__What the exercise asks__
An exact copy of every record is needed.

================

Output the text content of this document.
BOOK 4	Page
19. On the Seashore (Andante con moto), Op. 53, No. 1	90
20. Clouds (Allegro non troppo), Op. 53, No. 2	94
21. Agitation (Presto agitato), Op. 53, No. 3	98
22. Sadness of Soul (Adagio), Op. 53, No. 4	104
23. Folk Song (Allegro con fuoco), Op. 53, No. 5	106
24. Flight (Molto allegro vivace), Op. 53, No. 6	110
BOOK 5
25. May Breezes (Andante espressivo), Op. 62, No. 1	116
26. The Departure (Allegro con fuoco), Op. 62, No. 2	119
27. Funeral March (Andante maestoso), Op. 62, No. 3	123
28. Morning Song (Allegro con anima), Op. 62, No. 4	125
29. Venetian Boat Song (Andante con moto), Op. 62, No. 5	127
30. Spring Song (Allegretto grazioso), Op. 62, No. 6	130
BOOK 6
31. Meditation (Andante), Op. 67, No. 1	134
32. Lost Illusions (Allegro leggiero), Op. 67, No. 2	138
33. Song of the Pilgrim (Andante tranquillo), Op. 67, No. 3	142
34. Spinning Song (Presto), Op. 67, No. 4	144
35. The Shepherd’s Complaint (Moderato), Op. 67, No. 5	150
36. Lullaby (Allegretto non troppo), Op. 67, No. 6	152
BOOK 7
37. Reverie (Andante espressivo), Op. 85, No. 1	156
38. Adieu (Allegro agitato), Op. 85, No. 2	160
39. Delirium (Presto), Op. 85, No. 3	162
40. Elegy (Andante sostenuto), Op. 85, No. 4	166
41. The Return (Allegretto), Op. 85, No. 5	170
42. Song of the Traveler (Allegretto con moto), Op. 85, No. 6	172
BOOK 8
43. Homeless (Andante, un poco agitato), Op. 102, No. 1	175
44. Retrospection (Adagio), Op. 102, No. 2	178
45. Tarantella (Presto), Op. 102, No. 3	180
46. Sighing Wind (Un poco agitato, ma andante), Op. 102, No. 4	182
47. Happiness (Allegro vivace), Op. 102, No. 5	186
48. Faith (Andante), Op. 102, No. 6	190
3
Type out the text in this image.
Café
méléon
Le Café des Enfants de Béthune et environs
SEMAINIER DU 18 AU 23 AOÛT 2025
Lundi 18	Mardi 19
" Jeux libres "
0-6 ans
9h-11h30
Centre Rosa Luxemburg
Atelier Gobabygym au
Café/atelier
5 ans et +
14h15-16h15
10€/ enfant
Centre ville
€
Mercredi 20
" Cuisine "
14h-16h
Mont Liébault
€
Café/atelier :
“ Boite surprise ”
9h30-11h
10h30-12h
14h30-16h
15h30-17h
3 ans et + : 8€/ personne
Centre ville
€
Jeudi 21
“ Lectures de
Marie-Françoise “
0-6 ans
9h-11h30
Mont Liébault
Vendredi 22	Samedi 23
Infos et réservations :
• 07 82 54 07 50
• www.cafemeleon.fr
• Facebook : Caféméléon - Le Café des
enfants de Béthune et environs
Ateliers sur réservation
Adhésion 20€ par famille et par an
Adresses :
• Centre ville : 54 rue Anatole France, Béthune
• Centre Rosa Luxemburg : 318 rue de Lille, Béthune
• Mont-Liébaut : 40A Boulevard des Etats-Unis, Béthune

================

__Exercise output__
Output the text content of this document.
BOOK 4	Page
19. On the Seashore (Andante con moto), Op. 53, No. 1	90
20. Clouds (Allegro non troppo), Op. 53, No. 2	94
21. Agitation (Presto agitato), Op. 53, No. 3	98
22. Sadness of Soul (Adagio), Op. 53, No. 4	104
23. Folk Song (Allegro con fuoco), Op. 53, No. 5	106
24. Flight (Molto allegro vivace), Op. 53, No. 6	110
BOOK 5
25. May Breezes (Andante espressivo), Op. 62, No. 1	116
26. The Departure (Allegro con fuoco), Op. 62, No. 2	119
27. Funeral March (Andante maestoso), Op. 62, No. 3	123
28. Morning Song (Allegro con anima), Op. 62, No. 4	125
29. Venetian Boat Song (Andante con moto), Op. 62, No. 5	127
30. Spring Song (Allegretto grazioso), Op. 62, No. 6	130
BOOK 6
31. Meditation (Andante), Op. 67, No. 1	134
32. Lost Illusions (Allegro leggiero), Op. 67, No. 2	138
33. Song of the Pilgrim (Andante tranquillo), Op. 67, No. 3	142
34. Spinning Song (Presto), Op. 67, No. 4	144
35. The Shepherd’s Complaint (Moderato), Op. 67, No. 5	150
36. Lullaby (Allegretto non troppo), Op. 67, No. 6	152
BOOK 7
37. Reverie (Andante espressivo), Op. 85, No. 1	156
38. Adieu (Allegro agitato), Op. 85, No. 2	160
39. Delirium (Presto), Op. 85, No. 3	162
40. Elegy (Andante sostenuto), Op. 85, No. 4	166
41. The Return (Allegretto), Op. 85, No. 5	170
42. Song of the Traveler (Allegretto con moto), Op. 85, No. 6	172
BOOK 8
43. Homeless (Andante, un poco agitato), Op. 102, No. 1	175
44. Retrospection (Adagio), Op. 102, No. 2	178
45. Tarantella (Presto), Op. 102, No. 3	180
46. Sighing Wind (Un poco agitato, ma andante), Op. 102, No. 4	182
47. Happiness (Allegro vivace), Op. 102, No. 5	186
48. Faith (Andante), Op. 102, No. 6	190
3
Type out the text in this image.
Café
méléon
Le Café des Enfants de Béthune et environs
SEMAINIER DU 18 AU 23 AOÛT 2025
Lundi 18	Mardi 19
" Jeux libres "
0-6 ans
9h-11h30
Centre Rosa Luxemburg
Atelier Gobabygym au
Café/atelier
5 ans et +
14h15-16h15
10€/ enfant
Centre ville
€
Mercredi 20
" Cuisine "
14h-16h
Mont Liébault
€
Café/atelier :
“ Boite surprise ”
9h30-11h
10h30-12h
14h30-16h
15h30-17h
3 ans et + : 8€/ personne
Centre ville
€
Jeudi 21
“ Lectures de
Marie-Françoise “
0-6 ans
9h-11h30
Mont Liébault
Vendredi 22	Samedi 23
Infos et réservations :
• 07 82 54 07 50
• www.cafemeleon.fr
• Facebook : Caféméléon - Le Café des
enfants de Béthune et environs
Ateliers sur réservation
Adhésion 20€ par famille et par an
Adresses :
• Centre ville : 54 rue Anatole France, Béthune
• Centre Rosa Luxemburg : 318 rue de Lille, Béthune
• Mont-Liébaut : 40A Boulevard des Etats-Unis, Béthune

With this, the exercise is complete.